DIRECTIONS FOR THIS TASK:
Where a line holds the word "track", copy that line.

◇ ◇ ◇

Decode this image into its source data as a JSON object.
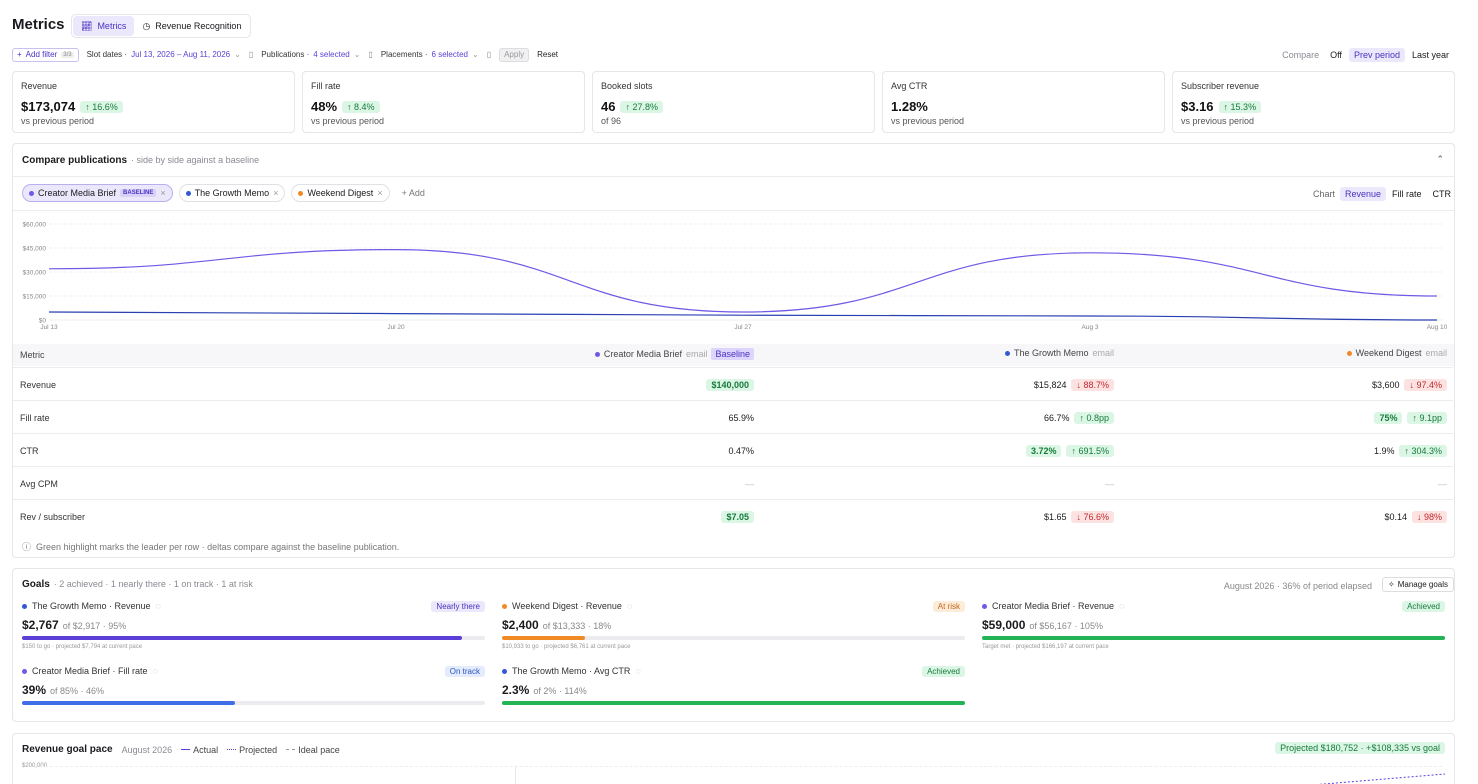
{
  "header": {
    "title": "Metrics",
    "tabs": [
      {
        "label": "Metrics"
      },
      {
        "label": "Revenue Recognition"
      }
    ]
  },
  "filters": {
    "add_filter": "Add filter",
    "add_filter_count": "3/3",
    "slot_dates_label": "Slot dates ·",
    "slot_dates_value": "Jul 13, 2026 – Aug 11, 2026",
    "publications_label": "Publications ·",
    "publications_value": "4 selected",
    "placements_label": "Placements ·",
    "placements_value": "6 selected",
    "apply": "Apply",
    "reset": "Reset"
  },
  "compare": {
    "label": "Compare",
    "options": [
      "Off",
      "Prev period",
      "Last year"
    ],
    "selected": "Prev period"
  },
  "kpis": [
    {
      "label": "Revenue",
      "value": "$173,074",
      "delta": "↑ 16.6%",
      "sub": "vs previous period"
    },
    {
      "label": "Fill rate",
      "value": "48%",
      "delta": "↑ 8.4%",
      "sub": "vs previous period"
    },
    {
      "label": "Booked slots",
      "value": "46",
      "delta": "↑ 27.8%",
      "sub": "of 96"
    },
    {
      "label": "Avg CTR",
      "value": "1.28%",
      "delta": "",
      "sub": "vs previous period"
    },
    {
      "label": "Subscriber revenue",
      "value": "$3.16",
      "delta": "↑ 15.3%",
      "sub": "vs previous period"
    }
  ],
  "compare_pubs": {
    "title": "Compare publications",
    "subtitle": "· side by side against a baseline",
    "chips": [
      {
        "name": "Creator Media Brief",
        "badge": "BASELINE",
        "color": "#6d5ae6"
      },
      {
        "name": "The Growth Memo",
        "badge": "",
        "color": "#3457d5"
      },
      {
        "name": "Weekend Digest",
        "badge": "",
        "color": "#f08a24"
      }
    ],
    "add": "+ Add",
    "chart_label": "Chart",
    "chart_options": [
      "Revenue",
      "Fill rate",
      "CTR"
    ],
    "chart_selected": "Revenue",
    "footnote": "Green highlight marks the leader per row · deltas compare against the baseline publication."
  },
  "chart_data": {
    "type": "line",
    "x": [
      "Jul 13",
      "Jul 20",
      "Jul 27",
      "Aug 3",
      "Aug 10"
    ],
    "y_ticks": [
      "$60,000",
      "$45,000",
      "$30,000",
      "$15,000",
      "$0"
    ],
    "ylim": [
      0,
      60000
    ],
    "series": [
      {
        "name": "Creator Media Brief",
        "color": "#6d5ae6",
        "values": [
          32000,
          44000,
          5000,
          42000,
          15000
        ]
      },
      {
        "name": "The Growth Memo",
        "color": "#2a3fb0",
        "values": [
          5000,
          4000,
          3000,
          2500,
          0
        ]
      }
    ]
  },
  "table": {
    "metric_header": "Metric",
    "columns": [
      {
        "name": "Creator Media Brief",
        "type": "email",
        "badge": "Baseline",
        "color": "#6d5ae6"
      },
      {
        "name": "The Growth Memo",
        "type": "email",
        "badge": "",
        "color": "#3457d5"
      },
      {
        "name": "Weekend Digest",
        "type": "email",
        "badge": "",
        "color": "#f08a24"
      }
    ],
    "rows": [
      {
        "metric": "Revenue",
        "cells": [
          {
            "value": "$140,000",
            "leader": true,
            "delta": "",
            "dir": ""
          },
          {
            "value": "$15,824",
            "leader": false,
            "delta": "↓ 88.7%",
            "dir": "down"
          },
          {
            "value": "$3,600",
            "leader": false,
            "delta": "↓ 97.4%",
            "dir": "down"
          }
        ]
      },
      {
        "metric": "Fill rate",
        "cells": [
          {
            "value": "65.9%",
            "leader": false,
            "delta": "",
            "dir": ""
          },
          {
            "value": "66.7%",
            "leader": false,
            "delta": "↑ 0.8pp",
            "dir": "up"
          },
          {
            "value": "75%",
            "leader": true,
            "delta": "↑ 9.1pp",
            "dir": "up"
          }
        ]
      },
      {
        "metric": "CTR",
        "cells": [
          {
            "value": "0.47%",
            "leader": false,
            "delta": "",
            "dir": ""
          },
          {
            "value": "3.72%",
            "leader": true,
            "delta": "↑ 691.5%",
            "dir": "up"
          },
          {
            "value": "1.9%",
            "leader": false,
            "delta": "↑ 304.3%",
            "dir": "up"
          }
        ]
      },
      {
        "metric": "Avg CPM",
        "cells": [
          {
            "value": "—",
            "leader": false,
            "delta": "",
            "dir": ""
          },
          {
            "value": "—",
            "leader": false,
            "delta": "",
            "dir": ""
          },
          {
            "value": "—",
            "leader": false,
            "delta": "",
            "dir": ""
          }
        ]
      },
      {
        "metric": "Rev / subscriber",
        "cells": [
          {
            "value": "$7.05",
            "leader": true,
            "delta": "",
            "dir": ""
          },
          {
            "value": "$1.65",
            "leader": false,
            "delta": "↓ 76.6%",
            "dir": "down"
          },
          {
            "value": "$0.14",
            "leader": false,
            "delta": "↓ 98%",
            "dir": "down"
          }
        ]
      }
    ]
  },
  "goals": {
    "title": "Goals",
    "summary": "· 2 achieved · 1 nearly there · 1 on track · 1 at risk",
    "period": "August 2026 · 36% of period elapsed",
    "manage": "Manage goals",
    "items": [
      {
        "title": "The Growth Memo · Revenue",
        "status": "Nearly there",
        "value": "$2,767",
        "target": "of $2,917 · 95%",
        "note": "$150 to go · projected $7,794 at current pace",
        "fill": 0.95,
        "color": "#5b3fd6",
        "dot": "#3457d5"
      },
      {
        "title": "Weekend Digest · Revenue",
        "status": "At risk",
        "value": "$2,400",
        "target": "of $13,333 · 18%",
        "note": "$10,933 to go · projected $6,761 at current pace",
        "fill": 0.18,
        "color": "#f08a24",
        "dot": "#f08a24"
      },
      {
        "title": "Creator Media Brief · Revenue",
        "status": "Achieved",
        "value": "$59,000",
        "target": "of $56,167 · 105%",
        "note": "Target met · projected $166,197 at current pace",
        "fill": 1.0,
        "color": "#22b455",
        "dot": "#6d5ae6"
      },
      {
        "title": "Creator Media Brief · Fill rate",
        "status": "On track",
        "value": "39%",
        "target": "of 85% · 46%",
        "note": "",
        "fill": 0.46,
        "color": "#3f6ee6",
        "dot": "#6d5ae6"
      },
      {
        "title": "The Growth Memo · Avg CTR",
        "status": "Achieved",
        "value": "2.3%",
        "target": "of 2% · 114%",
        "note": "",
        "fill": 1.0,
        "color": "#22b455",
        "dot": "#3457d5"
      }
    ]
  },
  "pace": {
    "title": "Revenue goal pace",
    "month": "August 2026",
    "legend": [
      "Actual",
      "Projected",
      "Ideal pace"
    ],
    "badge": "Projected $180,752 · +$108,335 vs goal",
    "y_top": "$200,000"
  }
}
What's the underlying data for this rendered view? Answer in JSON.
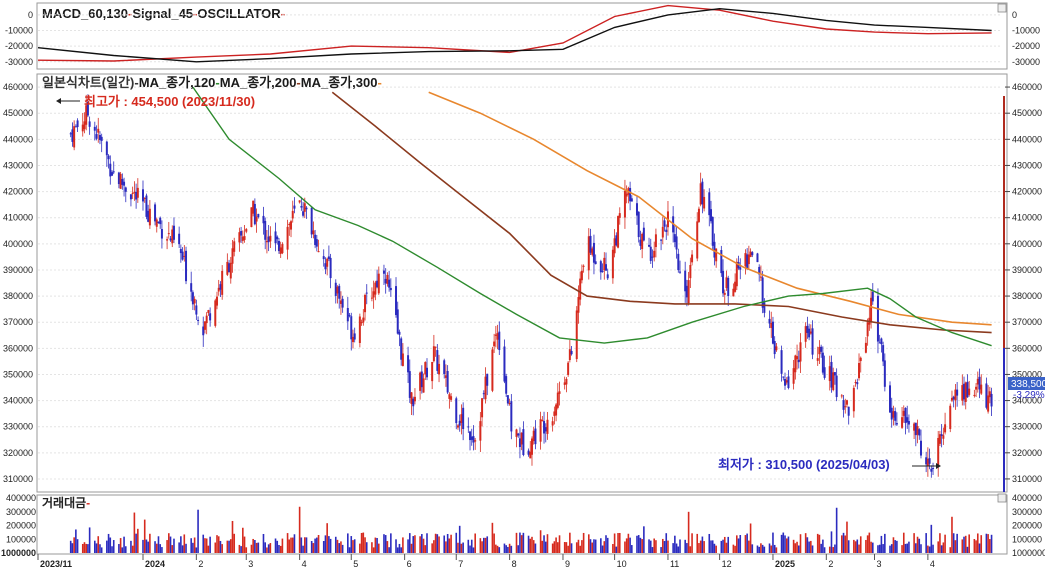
{
  "macd_panel": {
    "legend": [
      {
        "text": "MACD_60,130",
        "color": "#1a1a1a"
      },
      {
        "text": "-",
        "color": "#cc2a1e"
      },
      {
        "text": "Signal_45",
        "color": "#1a1a1a"
      },
      {
        "text": "-",
        "color": "#cc2a1e"
      },
      {
        "text": "OSCILLATOR",
        "color": "#1a1a1a"
      },
      {
        "text": "-",
        "color": "#cc2a1e"
      }
    ],
    "left_ticks": [
      "0",
      "-10000",
      "-20000",
      "-30000"
    ],
    "right_ticks": [
      "0",
      "-10000",
      "-20000",
      "-30000"
    ]
  },
  "price_panel": {
    "legend": [
      {
        "text": "일본식차트(일간)",
        "color": "#333333"
      },
      {
        "text": "-",
        "color": "#333333"
      },
      {
        "text": "MA_종가,120",
        "color": "#1a1a1a"
      },
      {
        "text": "-",
        "color": "#2e8b2e"
      },
      {
        "text": "MA_종가,200",
        "color": "#1a1a1a"
      },
      {
        "text": "-",
        "color": "#8b3a1e"
      },
      {
        "text": "MA_종가,300",
        "color": "#1a1a1a"
      },
      {
        "text": "-",
        "color": "#e8872e"
      }
    ],
    "high_note": "최고가 : 454,500 (2023/11/30)",
    "low_note": "최저가 : 310,500 (2025/04/03)",
    "last_price": "338,500",
    "change_pct": "-3.29%"
  },
  "volume_panel": {
    "legend": "거래대금",
    "left_ticks": [
      "400000",
      "300000",
      "200000",
      "100000",
      "1000000"
    ],
    "right_ticks": [
      "400000",
      "300000",
      "200000",
      "100000",
      "1000000"
    ]
  },
  "x_axis": {
    "labels": [
      "2023/11",
      "2024",
      "2",
      "3",
      "4",
      "5",
      "6",
      "7",
      "8",
      "9",
      "10",
      "11",
      "12",
      "2025",
      "2",
      "3",
      "4"
    ]
  },
  "colors": {
    "up": "#d62a1e",
    "down": "#2b2bbf",
    "ma120": "#2e8b2e",
    "ma200": "#8b3a1e",
    "ma300": "#e8872e",
    "macd": "#111111",
    "signal": "#cc2222",
    "grid": "#e4e4e4"
  },
  "chart_data": {
    "type": "candlestick",
    "price_axis": {
      "ticks": [
        "460000",
        "450000",
        "440000",
        "430000",
        "420000",
        "410000",
        "400000",
        "390000",
        "380000",
        "370000",
        "360000",
        "350000",
        "340000",
        "330000",
        "320000",
        "310000"
      ],
      "range": [
        305000,
        465000
      ]
    },
    "close_anchors": [
      {
        "date": "2023-11-20",
        "close": 442000
      },
      {
        "date": "2023-11-30",
        "close": 450000
      },
      {
        "date": "2023-12-15",
        "close": 427000
      },
      {
        "date": "2024-01-05",
        "close": 412000
      },
      {
        "date": "2024-01-22",
        "close": 398000
      },
      {
        "date": "2024-02-05",
        "close": 368000
      },
      {
        "date": "2024-02-20",
        "close": 393000
      },
      {
        "date": "2024-03-05",
        "close": 412000
      },
      {
        "date": "2024-03-18",
        "close": 398000
      },
      {
        "date": "2024-04-02",
        "close": 416000
      },
      {
        "date": "2024-04-18",
        "close": 390000
      },
      {
        "date": "2024-05-02",
        "close": 366000
      },
      {
        "date": "2024-05-20",
        "close": 392000
      },
      {
        "date": "2024-06-05",
        "close": 340000
      },
      {
        "date": "2024-06-18",
        "close": 358000
      },
      {
        "date": "2024-07-02",
        "close": 334000
      },
      {
        "date": "2024-07-12",
        "close": 326000
      },
      {
        "date": "2024-07-25",
        "close": 368000
      },
      {
        "date": "2024-08-02",
        "close": 330000
      },
      {
        "date": "2024-08-10",
        "close": 322000
      },
      {
        "date": "2024-08-26",
        "close": 336000
      },
      {
        "date": "2024-09-06",
        "close": 358000
      },
      {
        "date": "2024-09-14",
        "close": 400000
      },
      {
        "date": "2024-09-27",
        "close": 390000
      },
      {
        "date": "2024-10-08",
        "close": 420000
      },
      {
        "date": "2024-10-20",
        "close": 395000
      },
      {
        "date": "2024-11-01",
        "close": 410000
      },
      {
        "date": "2024-11-11",
        "close": 378000
      },
      {
        "date": "2024-11-20",
        "close": 422000
      },
      {
        "date": "2024-12-04",
        "close": 382000
      },
      {
        "date": "2024-12-20",
        "close": 398000
      },
      {
        "date": "2024-12-30",
        "close": 368000
      },
      {
        "date": "2025-01-08",
        "close": 344000
      },
      {
        "date": "2025-01-20",
        "close": 366000
      },
      {
        "date": "2025-02-04",
        "close": 348000
      },
      {
        "date": "2025-02-15",
        "close": 336000
      },
      {
        "date": "2025-02-28",
        "close": 380000
      },
      {
        "date": "2025-03-10",
        "close": 335000
      },
      {
        "date": "2025-03-24",
        "close": 330000
      },
      {
        "date": "2025-04-03",
        "close": 312000
      },
      {
        "date": "2025-04-15",
        "close": 342000
      },
      {
        "date": "2025-04-30",
        "close": 345000
      },
      {
        "date": "2025-05-08",
        "close": 338500
      }
    ],
    "moving_averages": [
      {
        "name": "MA_종가,120",
        "points": [
          {
            "date": "2024-01-30",
            "value": 460000
          },
          {
            "date": "2024-02-20",
            "value": 440000
          },
          {
            "date": "2024-03-20",
            "value": 425000
          },
          {
            "date": "2024-04-10",
            "value": 413000
          },
          {
            "date": "2024-05-05",
            "value": 407000
          },
          {
            "date": "2024-05-25",
            "value": 401000
          },
          {
            "date": "2024-06-20",
            "value": 391000
          },
          {
            "date": "2024-07-15",
            "value": 381000
          },
          {
            "date": "2024-08-05",
            "value": 373000
          },
          {
            "date": "2024-08-30",
            "value": 364000
          },
          {
            "date": "2024-09-25",
            "value": 362000
          },
          {
            "date": "2024-10-20",
            "value": 364000
          },
          {
            "date": "2024-11-15",
            "value": 370000
          },
          {
            "date": "2024-12-15",
            "value": 376000
          },
          {
            "date": "2025-01-10",
            "value": 380000
          },
          {
            "date": "2025-01-30",
            "value": 381000
          },
          {
            "date": "2025-02-25",
            "value": 383000
          },
          {
            "date": "2025-03-10",
            "value": 379000
          },
          {
            "date": "2025-03-25",
            "value": 372000
          },
          {
            "date": "2025-04-15",
            "value": 366000
          },
          {
            "date": "2025-05-08",
            "value": 361000
          }
        ]
      },
      {
        "name": "MA_종가,200",
        "points": [
          {
            "date": "2024-04-20",
            "value": 458000
          },
          {
            "date": "2024-05-15",
            "value": 445000
          },
          {
            "date": "2024-06-10",
            "value": 431000
          },
          {
            "date": "2024-07-05",
            "value": 418000
          },
          {
            "date": "2024-08-01",
            "value": 404000
          },
          {
            "date": "2024-08-25",
            "value": 388000
          },
          {
            "date": "2024-09-15",
            "value": 380000
          },
          {
            "date": "2024-10-10",
            "value": 378000
          },
          {
            "date": "2024-11-05",
            "value": 377000
          },
          {
            "date": "2024-12-10",
            "value": 377000
          },
          {
            "date": "2025-01-10",
            "value": 376000
          },
          {
            "date": "2025-02-10",
            "value": 372000
          },
          {
            "date": "2025-03-10",
            "value": 369000
          },
          {
            "date": "2025-04-10",
            "value": 367000
          },
          {
            "date": "2025-05-08",
            "value": 366000
          }
        ]
      },
      {
        "name": "MA_종가,300",
        "points": [
          {
            "date": "2024-06-15",
            "value": 458000
          },
          {
            "date": "2024-07-15",
            "value": 450000
          },
          {
            "date": "2024-08-15",
            "value": 440000
          },
          {
            "date": "2024-09-15",
            "value": 428000
          },
          {
            "date": "2024-10-15",
            "value": 418000
          },
          {
            "date": "2024-11-15",
            "value": 402000
          },
          {
            "date": "2024-12-15",
            "value": 391000
          },
          {
            "date": "2025-01-15",
            "value": 383000
          },
          {
            "date": "2025-02-15",
            "value": 378000
          },
          {
            "date": "2025-03-15",
            "value": 373000
          },
          {
            "date": "2025-04-15",
            "value": 370000
          },
          {
            "date": "2025-05-08",
            "value": 369000
          }
        ]
      }
    ],
    "macd": {
      "range": [
        -34000,
        7000
      ],
      "macd_line": [
        {
          "date": "2023-11-01",
          "value": -21000
        },
        {
          "date": "2023-12-15",
          "value": -26000
        },
        {
          "date": "2024-02-01",
          "value": -30000
        },
        {
          "date": "2024-03-15",
          "value": -28000
        },
        {
          "date": "2024-05-01",
          "value": -25000
        },
        {
          "date": "2024-06-15",
          "value": -23500
        },
        {
          "date": "2024-08-01",
          "value": -23000
        },
        {
          "date": "2024-09-01",
          "value": -22000
        },
        {
          "date": "2024-10-01",
          "value": -8000
        },
        {
          "date": "2024-11-01",
          "value": 0
        },
        {
          "date": "2024-12-01",
          "value": 4000
        },
        {
          "date": "2025-01-01",
          "value": 1000
        },
        {
          "date": "2025-02-01",
          "value": -3500
        },
        {
          "date": "2025-03-01",
          "value": -6500
        },
        {
          "date": "2025-04-01",
          "value": -8000
        },
        {
          "date": "2025-05-08",
          "value": -10000
        }
      ],
      "signal_line": [
        {
          "date": "2023-11-01",
          "value": -29000
        },
        {
          "date": "2023-12-15",
          "value": -29500
        },
        {
          "date": "2024-02-01",
          "value": -27000
        },
        {
          "date": "2024-03-15",
          "value": -25000
        },
        {
          "date": "2024-05-01",
          "value": -20000
        },
        {
          "date": "2024-06-15",
          "value": -21000
        },
        {
          "date": "2024-08-01",
          "value": -24000
        },
        {
          "date": "2024-09-01",
          "value": -18000
        },
        {
          "date": "2024-10-01",
          "value": -1000
        },
        {
          "date": "2024-11-01",
          "value": 6000
        },
        {
          "date": "2024-12-01",
          "value": 3000
        },
        {
          "date": "2025-01-01",
          "value": -4000
        },
        {
          "date": "2025-02-01",
          "value": -9000
        },
        {
          "date": "2025-03-01",
          "value": -11000
        },
        {
          "date": "2025-04-01",
          "value": -12000
        },
        {
          "date": "2025-05-08",
          "value": -11500
        }
      ]
    },
    "volume": {
      "axis_max": 400000,
      "note": "daily bars; peaks near 400000 around 2024-11 and 2025-04"
    },
    "grid": true
  }
}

◇ ◇ ◇

COMPLETED EXERCISE:
    "summary": "· 2 achieved · 1 nearly there · 1 on track · 1 at risk",
        "status": "On track",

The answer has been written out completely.